TASK DETAILS
Gather every line of the entries that includes the word "Championship".
■ ■ ■ ■ ■ ■ ■
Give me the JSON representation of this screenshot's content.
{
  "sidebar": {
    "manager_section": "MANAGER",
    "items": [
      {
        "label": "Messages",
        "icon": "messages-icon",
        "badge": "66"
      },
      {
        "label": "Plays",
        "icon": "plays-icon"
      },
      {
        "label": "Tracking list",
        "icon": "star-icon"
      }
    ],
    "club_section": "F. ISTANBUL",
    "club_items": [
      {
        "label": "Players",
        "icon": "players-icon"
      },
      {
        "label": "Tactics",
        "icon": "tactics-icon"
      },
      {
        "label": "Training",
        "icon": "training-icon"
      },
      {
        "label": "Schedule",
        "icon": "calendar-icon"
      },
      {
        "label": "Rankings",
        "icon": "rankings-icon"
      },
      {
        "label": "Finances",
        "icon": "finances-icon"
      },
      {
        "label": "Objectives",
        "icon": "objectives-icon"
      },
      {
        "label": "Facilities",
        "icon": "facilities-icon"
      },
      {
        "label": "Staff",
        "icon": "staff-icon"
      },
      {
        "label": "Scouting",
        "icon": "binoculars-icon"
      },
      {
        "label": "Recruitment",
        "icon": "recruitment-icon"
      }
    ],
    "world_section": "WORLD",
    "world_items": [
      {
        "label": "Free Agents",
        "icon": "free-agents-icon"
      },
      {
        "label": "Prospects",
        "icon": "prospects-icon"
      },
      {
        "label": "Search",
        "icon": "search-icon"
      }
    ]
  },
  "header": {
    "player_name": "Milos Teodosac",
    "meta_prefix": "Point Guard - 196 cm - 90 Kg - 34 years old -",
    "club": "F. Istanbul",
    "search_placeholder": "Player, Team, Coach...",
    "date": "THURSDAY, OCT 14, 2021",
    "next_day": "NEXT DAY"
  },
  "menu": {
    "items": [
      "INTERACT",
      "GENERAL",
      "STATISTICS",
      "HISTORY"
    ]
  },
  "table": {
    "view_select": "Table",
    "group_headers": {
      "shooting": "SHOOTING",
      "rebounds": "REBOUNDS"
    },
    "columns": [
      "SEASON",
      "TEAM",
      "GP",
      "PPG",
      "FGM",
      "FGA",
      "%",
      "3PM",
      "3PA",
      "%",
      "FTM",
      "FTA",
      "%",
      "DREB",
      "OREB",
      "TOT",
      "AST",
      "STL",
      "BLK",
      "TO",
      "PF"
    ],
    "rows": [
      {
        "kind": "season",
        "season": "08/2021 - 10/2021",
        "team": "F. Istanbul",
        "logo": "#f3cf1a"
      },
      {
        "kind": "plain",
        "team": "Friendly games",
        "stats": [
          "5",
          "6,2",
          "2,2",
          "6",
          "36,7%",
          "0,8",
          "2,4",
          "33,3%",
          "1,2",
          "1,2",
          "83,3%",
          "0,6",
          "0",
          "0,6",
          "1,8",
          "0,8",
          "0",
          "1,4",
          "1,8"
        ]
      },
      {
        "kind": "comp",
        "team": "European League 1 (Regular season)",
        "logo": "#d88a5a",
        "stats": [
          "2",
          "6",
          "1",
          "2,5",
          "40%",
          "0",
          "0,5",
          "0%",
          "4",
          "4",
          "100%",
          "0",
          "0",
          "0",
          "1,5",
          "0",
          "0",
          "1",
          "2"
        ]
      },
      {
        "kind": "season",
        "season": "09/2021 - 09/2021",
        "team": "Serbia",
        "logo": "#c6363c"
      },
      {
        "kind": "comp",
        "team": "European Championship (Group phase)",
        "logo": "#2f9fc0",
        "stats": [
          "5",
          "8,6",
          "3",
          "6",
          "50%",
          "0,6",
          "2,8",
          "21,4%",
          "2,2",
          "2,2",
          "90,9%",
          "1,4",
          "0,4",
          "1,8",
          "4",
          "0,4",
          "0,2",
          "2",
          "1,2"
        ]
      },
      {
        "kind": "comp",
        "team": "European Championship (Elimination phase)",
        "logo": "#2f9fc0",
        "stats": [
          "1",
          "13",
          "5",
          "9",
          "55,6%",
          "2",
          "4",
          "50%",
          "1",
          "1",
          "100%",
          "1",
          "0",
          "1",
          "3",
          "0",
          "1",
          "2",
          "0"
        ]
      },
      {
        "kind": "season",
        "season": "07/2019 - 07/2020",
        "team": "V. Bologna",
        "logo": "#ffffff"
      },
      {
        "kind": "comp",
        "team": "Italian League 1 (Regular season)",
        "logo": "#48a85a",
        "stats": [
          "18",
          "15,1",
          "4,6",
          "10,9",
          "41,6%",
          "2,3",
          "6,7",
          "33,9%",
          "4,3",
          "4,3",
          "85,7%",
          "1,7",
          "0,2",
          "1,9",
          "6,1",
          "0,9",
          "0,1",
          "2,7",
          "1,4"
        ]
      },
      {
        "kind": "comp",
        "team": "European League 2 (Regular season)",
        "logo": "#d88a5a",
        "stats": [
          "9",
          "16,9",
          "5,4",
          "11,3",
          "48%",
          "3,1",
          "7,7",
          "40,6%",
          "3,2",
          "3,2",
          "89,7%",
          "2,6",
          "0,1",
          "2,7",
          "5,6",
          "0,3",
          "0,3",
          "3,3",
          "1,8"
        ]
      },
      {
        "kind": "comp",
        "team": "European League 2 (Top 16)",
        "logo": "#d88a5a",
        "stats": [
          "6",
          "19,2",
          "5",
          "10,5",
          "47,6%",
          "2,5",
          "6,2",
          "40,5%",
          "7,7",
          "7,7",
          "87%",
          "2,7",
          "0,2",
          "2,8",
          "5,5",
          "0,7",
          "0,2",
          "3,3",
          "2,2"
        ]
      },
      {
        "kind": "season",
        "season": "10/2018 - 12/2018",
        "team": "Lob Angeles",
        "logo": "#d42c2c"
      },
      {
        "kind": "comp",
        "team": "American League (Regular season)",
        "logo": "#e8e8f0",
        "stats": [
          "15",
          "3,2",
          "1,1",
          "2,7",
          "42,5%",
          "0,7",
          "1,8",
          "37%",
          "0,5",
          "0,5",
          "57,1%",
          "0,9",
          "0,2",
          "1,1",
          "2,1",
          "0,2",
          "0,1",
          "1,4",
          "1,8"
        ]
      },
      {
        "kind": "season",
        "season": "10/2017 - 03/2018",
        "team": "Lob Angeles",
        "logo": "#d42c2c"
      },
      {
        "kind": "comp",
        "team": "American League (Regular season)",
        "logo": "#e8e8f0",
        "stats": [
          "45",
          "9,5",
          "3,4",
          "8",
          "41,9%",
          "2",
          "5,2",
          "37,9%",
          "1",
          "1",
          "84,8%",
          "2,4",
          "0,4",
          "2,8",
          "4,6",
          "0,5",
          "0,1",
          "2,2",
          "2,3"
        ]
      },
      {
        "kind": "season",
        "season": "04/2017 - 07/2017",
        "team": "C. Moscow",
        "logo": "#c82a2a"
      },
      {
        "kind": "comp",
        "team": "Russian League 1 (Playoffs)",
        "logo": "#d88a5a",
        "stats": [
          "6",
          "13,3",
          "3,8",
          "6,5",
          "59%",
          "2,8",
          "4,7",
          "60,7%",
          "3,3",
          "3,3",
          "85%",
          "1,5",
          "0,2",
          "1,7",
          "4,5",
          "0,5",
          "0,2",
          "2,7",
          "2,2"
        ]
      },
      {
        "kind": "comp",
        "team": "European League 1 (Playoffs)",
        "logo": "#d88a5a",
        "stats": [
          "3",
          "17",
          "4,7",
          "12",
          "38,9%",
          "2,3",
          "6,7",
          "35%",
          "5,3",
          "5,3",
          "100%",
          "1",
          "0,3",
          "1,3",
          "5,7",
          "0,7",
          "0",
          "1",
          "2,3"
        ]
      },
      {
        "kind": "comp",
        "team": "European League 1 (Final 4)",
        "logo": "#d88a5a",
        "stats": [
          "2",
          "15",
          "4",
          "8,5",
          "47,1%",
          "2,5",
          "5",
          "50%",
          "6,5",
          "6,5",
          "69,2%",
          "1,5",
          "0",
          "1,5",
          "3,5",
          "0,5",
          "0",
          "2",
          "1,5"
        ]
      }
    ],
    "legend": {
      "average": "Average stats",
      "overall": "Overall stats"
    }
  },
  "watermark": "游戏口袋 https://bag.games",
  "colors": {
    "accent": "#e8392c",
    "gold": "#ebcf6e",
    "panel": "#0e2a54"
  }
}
■ ■ ■ ■ ■ ■ ■
EXERCISE RESPONSE
        "team": "European Championship (Group phase)",
        "team": "European Championship (Elimination phase)",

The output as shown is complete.